** start INPUT ROWS **
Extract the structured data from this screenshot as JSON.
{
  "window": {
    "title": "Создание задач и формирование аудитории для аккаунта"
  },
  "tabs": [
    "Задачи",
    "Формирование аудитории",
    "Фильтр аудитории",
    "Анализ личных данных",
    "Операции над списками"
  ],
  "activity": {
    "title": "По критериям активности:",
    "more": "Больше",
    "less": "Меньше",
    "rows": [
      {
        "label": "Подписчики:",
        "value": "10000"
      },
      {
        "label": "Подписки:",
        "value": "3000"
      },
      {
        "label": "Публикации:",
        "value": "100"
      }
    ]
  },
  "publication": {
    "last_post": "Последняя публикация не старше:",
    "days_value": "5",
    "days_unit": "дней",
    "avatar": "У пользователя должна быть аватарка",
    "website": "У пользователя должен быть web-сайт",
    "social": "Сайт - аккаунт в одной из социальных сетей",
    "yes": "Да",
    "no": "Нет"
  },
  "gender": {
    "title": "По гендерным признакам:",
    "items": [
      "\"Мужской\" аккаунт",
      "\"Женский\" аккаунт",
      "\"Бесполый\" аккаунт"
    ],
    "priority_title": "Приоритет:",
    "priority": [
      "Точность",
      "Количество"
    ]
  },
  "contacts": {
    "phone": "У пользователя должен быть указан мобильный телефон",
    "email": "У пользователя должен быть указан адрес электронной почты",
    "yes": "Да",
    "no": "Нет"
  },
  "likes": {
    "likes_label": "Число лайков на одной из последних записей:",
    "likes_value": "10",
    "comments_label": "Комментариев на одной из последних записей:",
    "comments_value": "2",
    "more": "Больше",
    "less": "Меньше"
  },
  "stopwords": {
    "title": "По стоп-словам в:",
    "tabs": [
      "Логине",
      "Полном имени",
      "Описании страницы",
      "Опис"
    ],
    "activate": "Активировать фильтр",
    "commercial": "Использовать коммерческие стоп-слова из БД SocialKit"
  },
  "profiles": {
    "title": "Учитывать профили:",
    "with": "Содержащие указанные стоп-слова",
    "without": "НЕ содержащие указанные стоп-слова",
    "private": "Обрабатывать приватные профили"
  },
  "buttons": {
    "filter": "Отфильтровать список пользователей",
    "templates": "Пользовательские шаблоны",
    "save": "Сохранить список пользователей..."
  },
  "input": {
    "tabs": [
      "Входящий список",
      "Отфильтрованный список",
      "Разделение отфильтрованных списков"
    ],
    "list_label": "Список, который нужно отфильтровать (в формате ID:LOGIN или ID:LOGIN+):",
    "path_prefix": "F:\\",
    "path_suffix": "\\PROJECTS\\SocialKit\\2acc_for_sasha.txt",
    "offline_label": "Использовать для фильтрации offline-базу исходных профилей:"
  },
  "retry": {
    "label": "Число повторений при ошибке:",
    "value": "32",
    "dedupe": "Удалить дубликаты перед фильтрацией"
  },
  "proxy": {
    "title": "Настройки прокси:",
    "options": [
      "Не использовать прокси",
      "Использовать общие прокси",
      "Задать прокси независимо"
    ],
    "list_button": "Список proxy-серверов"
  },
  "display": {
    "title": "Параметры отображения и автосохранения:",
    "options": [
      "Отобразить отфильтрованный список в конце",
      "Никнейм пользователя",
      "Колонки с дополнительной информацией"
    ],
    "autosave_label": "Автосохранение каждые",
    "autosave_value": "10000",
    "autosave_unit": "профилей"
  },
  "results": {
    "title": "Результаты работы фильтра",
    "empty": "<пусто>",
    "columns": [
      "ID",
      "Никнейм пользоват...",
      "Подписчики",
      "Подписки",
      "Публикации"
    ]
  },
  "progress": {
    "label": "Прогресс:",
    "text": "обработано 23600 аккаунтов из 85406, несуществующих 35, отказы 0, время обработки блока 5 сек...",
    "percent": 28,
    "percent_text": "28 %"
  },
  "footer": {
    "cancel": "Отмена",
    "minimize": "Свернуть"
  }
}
** end INPUT ROWS **
▶ WHAT IS NEEDED: Across the preceding material, how many lines contain the word "proxy"? State the number alone.

▶ RESPONSE TO THE EXERCISE: 2